Work out the number of lines with "метод" in them. Reply with that number and no other words.

# Start of INFORMATION GIVEN

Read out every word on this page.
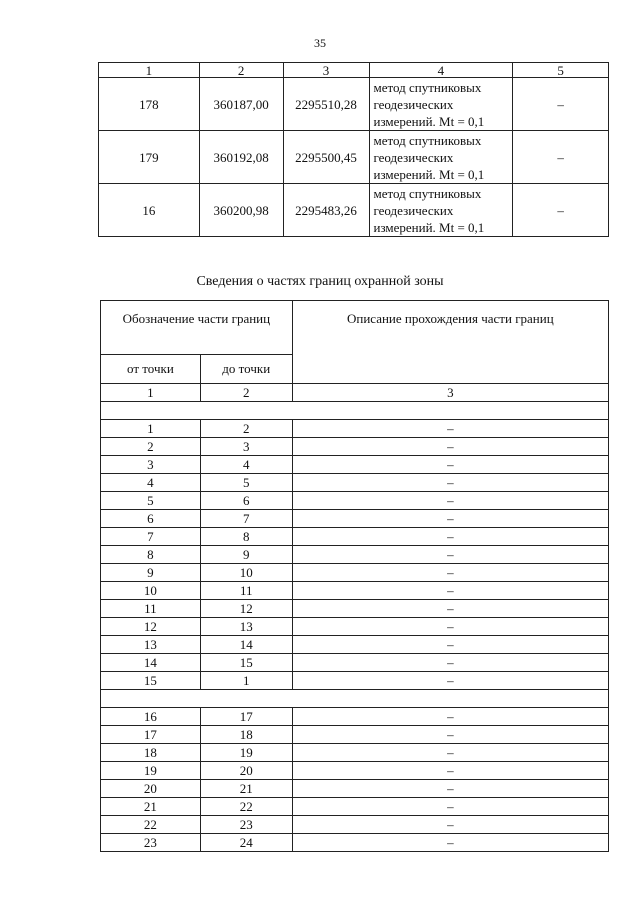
35
1	2	3	4	5
178	360187,00	2295510,28	метод спутниковых
геодезических
измерений. Mt = 0,1	–
179	360192,08	2295500,45	метод спутниковых
геодезических
измерений. Mt = 0,1	–
16	360200,98	2295483,26	метод спутниковых
геодезических
измерений. Mt = 0,1	–
Сведения о частях границ охранной зоны
Обозначение части границ		Описание прохождения части границ
от точки	до точки	
1	2	3

1	2	–
2	3	–
3	4	–
4	5	–
5	6	–
6	7	–
7	8	–
8	9	–
9	10	–
10	11	–
11	12	–
12	13	–
13	14	–
14	15	–
15	1	–

16	17	–
17	18	–
18	19	–
19	20	–
20	21	–
21	22	–
22	23	–
23	24	–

# End of INFORMATION GIVEN

**RESULT**
3